- **RECORD EXTRACTS**
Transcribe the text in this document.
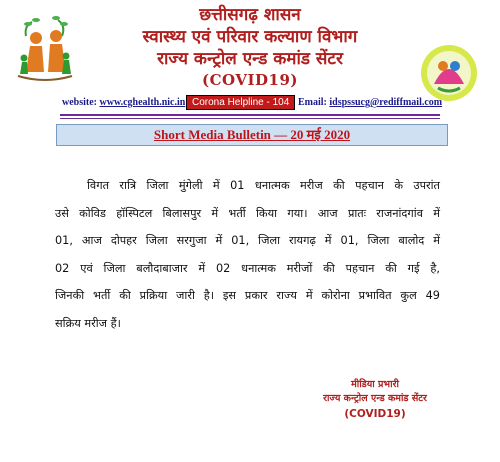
छत्तीसगढ़ शासन
स्वास्थ्य एवं परिवार कल्याण विभाग
राज्य कन्ट्रोल एन्ड कमांड सेंटर
(COVID19)
website: www.cghealth.nic.in Corona Helpline - 104 Email: idspssucg@rediffmail.com
Short Media Bulletin — 20 मई 2020
विगत रात्रि जिला मुंगेली में 01 धनात्मक मरीज की पहचान के उपरांत
उसे कोविड हॉस्पिटल बिलासपुर में भर्ती किया गया। आज प्रातः राजनांदगांव में
01, आज दोपहर जिला सरगुजा में 01, जिला रायगढ़ में 01, जिला बालोद में
02 एवं जिला बलौदाबाजार में 02 धनात्मक मरीजों की पहचान की गई है,
जिनकी भर्ती की प्रक्रिया जारी है। इस प्रकार राज्य में कोरोना प्रभावित कुल 49
सक्रिय मरीज हैं।
मीडिया प्रभारी
राज्य कन्ट्रोल एन्ड कमांड सेंटर
(COVID19)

- **TASK TO COMPLETE**
Omit every picture, and otherwise quote the entries exactly.

- **EXERCISE ANSWER**
Transcribe the text in this document.
छत्तीसगढ़ शासन
स्वास्थ्य एवं परिवार कल्याण विभाग
राज्य कन्ट्रोल एन्ड कमांड सेंटर
(COVID19)
website: www.cghealth.nic.in Corona Helpline - 104 Email: idspssucg@rediffmail.com
Short Media Bulletin — 20 मई 2020
विगत रात्रि जिला मुंगेली में 01 धनात्मक मरीज की पहचान के उपरांत
उसे कोविड हॉस्पिटल बिलासपुर में भर्ती किया गया। आज प्रातः राजनांदगांव में
01, आज दोपहर जिला सरगुजा में 01, जिला रायगढ़ में 01, जिला बालोद में
02 एवं जिला बलौदाबाजार में 02 धनात्मक मरीजों की पहचान की गई है,
जिनकी भर्ती की प्रक्रिया जारी है। इस प्रकार राज्य में कोरोना प्रभावित कुल 49
सक्रिय मरीज हैं।
मीडिया प्रभारी
राज्य कन्ट्रोल एन्ड कमांड सेंटर
(COVID19)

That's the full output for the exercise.